The problem: Look through the data and write out every line with the word "this" in it.
>> Start Given entries
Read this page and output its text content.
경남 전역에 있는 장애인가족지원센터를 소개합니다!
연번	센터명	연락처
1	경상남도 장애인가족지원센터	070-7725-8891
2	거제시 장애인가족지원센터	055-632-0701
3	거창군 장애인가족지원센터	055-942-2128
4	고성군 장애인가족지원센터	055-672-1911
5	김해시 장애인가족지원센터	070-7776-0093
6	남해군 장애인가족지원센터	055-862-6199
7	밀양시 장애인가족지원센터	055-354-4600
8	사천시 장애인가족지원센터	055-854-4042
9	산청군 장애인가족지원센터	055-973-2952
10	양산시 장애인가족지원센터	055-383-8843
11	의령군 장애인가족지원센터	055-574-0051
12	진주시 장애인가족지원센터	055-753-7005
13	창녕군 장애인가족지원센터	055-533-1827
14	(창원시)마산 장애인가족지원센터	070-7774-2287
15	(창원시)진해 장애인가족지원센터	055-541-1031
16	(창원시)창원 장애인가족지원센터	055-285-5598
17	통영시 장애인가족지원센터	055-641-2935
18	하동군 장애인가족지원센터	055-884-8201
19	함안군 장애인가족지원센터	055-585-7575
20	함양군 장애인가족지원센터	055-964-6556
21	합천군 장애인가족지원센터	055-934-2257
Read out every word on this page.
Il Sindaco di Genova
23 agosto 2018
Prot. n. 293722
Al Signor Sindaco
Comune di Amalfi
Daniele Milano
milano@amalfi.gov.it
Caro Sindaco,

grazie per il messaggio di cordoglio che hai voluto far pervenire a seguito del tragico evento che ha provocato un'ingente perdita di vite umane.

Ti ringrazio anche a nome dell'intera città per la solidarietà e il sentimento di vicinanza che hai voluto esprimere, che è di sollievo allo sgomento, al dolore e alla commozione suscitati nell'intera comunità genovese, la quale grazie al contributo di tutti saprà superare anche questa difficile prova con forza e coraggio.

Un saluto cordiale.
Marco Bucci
>> End Given entries
Solution to the problem:
Read this page and output its text content.
Read out every word on this page.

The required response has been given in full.